◆ GOAL
Which lines of the listing contain the string "Thailand", with capitalization matching? Pick out each of those lines and copy it in full.

◆ SUPPLIED MATERIAL
──────────

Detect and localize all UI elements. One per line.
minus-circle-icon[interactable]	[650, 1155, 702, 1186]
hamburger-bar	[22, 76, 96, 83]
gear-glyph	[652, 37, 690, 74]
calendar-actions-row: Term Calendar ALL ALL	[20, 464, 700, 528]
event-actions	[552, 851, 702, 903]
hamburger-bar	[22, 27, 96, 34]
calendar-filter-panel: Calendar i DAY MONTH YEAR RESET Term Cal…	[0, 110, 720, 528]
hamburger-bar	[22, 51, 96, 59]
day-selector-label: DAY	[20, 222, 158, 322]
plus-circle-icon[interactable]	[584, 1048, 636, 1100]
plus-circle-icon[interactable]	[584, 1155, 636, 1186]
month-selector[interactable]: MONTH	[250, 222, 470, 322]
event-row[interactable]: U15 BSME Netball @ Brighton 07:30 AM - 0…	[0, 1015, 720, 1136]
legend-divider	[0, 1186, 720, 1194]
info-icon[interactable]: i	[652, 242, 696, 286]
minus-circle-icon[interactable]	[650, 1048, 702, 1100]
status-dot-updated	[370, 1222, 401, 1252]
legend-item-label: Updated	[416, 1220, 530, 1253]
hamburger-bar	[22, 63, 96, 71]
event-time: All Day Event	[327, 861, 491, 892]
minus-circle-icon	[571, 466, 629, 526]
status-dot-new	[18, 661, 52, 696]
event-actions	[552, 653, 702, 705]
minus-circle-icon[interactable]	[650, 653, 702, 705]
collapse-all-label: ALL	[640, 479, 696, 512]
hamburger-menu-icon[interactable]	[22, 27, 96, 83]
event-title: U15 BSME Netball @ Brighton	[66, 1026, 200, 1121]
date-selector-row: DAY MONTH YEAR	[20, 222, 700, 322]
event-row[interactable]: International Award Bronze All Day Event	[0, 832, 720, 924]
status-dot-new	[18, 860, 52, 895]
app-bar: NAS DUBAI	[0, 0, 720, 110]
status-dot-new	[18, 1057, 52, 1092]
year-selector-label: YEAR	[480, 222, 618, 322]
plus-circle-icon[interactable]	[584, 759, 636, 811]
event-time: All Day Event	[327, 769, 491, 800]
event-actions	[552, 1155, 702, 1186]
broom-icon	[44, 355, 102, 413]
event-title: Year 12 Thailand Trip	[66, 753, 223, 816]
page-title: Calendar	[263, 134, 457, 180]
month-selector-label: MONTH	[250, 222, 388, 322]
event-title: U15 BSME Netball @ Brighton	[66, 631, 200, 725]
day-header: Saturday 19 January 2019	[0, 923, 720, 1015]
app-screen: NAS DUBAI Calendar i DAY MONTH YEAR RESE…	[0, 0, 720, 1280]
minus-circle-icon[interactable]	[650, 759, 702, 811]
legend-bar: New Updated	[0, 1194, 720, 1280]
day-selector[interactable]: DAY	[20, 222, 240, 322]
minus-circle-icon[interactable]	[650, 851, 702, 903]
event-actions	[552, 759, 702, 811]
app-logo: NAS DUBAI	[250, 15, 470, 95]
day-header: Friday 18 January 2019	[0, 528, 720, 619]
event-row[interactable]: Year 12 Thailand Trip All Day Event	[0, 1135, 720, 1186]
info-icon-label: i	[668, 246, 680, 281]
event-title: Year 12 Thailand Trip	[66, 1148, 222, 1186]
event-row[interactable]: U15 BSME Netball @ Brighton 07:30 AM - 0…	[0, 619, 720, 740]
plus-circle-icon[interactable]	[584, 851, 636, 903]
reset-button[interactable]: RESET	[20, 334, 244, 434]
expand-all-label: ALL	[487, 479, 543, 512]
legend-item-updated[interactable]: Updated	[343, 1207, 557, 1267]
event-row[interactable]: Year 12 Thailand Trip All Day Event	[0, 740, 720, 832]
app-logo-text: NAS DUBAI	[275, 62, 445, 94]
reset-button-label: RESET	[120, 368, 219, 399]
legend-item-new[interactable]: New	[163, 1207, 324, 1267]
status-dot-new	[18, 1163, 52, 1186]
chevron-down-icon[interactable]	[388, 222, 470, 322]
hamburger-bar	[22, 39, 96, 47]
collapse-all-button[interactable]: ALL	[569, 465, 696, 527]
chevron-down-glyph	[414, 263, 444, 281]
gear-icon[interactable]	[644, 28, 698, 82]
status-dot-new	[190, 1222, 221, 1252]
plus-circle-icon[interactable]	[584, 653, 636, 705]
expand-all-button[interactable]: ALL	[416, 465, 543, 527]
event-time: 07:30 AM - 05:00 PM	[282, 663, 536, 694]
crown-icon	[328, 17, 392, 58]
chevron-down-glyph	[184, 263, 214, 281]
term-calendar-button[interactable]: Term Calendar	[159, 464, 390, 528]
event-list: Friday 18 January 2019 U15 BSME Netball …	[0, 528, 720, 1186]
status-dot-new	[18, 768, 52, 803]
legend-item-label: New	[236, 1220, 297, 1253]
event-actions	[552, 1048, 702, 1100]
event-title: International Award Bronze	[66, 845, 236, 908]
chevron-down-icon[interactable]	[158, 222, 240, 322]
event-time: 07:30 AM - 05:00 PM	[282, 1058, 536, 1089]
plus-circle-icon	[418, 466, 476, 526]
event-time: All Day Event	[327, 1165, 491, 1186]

──────────

◆ SOLVED EXERCISE
event-title: Year 12 Thailand Trip	[66, 753, 223, 816]
event-row[interactable]: Year 12 Thailand Trip All Day Event	[0, 1135, 720, 1186]
event-title: Year 12 Thailand Trip	[66, 1148, 222, 1186]
event-row[interactable]: Year 12 Thailand Trip All Day Event	[0, 740, 720, 832]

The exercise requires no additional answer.